<<<<

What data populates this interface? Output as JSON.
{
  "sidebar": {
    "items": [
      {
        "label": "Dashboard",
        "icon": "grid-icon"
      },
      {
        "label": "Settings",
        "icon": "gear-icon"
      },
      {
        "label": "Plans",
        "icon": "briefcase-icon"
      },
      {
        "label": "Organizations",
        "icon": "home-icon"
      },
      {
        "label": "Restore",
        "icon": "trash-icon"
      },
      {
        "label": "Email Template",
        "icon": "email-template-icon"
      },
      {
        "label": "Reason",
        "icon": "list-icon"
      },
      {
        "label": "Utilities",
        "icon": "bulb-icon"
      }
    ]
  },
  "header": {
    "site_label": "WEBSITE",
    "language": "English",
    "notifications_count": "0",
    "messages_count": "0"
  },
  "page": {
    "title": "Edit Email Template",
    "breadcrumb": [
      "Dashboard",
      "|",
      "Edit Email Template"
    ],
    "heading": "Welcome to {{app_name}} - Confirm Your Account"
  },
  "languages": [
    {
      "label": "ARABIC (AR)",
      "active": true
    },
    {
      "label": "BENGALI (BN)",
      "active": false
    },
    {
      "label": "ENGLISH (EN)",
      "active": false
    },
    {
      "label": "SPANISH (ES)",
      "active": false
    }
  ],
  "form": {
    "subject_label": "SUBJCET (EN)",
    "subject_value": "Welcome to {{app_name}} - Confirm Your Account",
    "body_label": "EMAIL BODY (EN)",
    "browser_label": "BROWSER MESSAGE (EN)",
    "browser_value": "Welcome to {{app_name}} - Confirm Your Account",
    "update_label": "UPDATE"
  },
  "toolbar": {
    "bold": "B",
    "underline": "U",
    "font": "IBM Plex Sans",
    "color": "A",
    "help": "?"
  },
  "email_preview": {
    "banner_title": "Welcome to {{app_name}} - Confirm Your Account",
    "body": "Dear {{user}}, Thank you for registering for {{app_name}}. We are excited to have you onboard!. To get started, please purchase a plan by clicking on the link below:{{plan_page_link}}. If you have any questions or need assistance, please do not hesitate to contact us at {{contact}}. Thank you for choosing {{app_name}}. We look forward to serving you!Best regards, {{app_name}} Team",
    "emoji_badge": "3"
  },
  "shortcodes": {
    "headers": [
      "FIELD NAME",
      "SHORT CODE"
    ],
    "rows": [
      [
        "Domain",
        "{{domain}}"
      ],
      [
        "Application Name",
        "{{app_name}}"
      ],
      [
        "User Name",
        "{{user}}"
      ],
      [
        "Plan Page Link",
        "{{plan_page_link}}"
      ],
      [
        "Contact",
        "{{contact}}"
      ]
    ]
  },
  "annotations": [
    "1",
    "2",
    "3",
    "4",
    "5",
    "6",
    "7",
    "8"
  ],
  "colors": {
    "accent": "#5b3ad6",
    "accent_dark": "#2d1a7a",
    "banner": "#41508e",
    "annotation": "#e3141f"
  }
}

>>>>

### Required work
Return a copy of every line that includes the word "Your".

### Answer to this problem
    "heading": "Welcome to {{app_name}} - Confirm Your Account"
    "subject_value": "Welcome to {{app_name}} - Confirm Your Account",
    "browser_value": "Welcome to {{app_name}} - Confirm Your Account",
    "banner_title": "Welcome to {{app_name}} - Confirm Your Account",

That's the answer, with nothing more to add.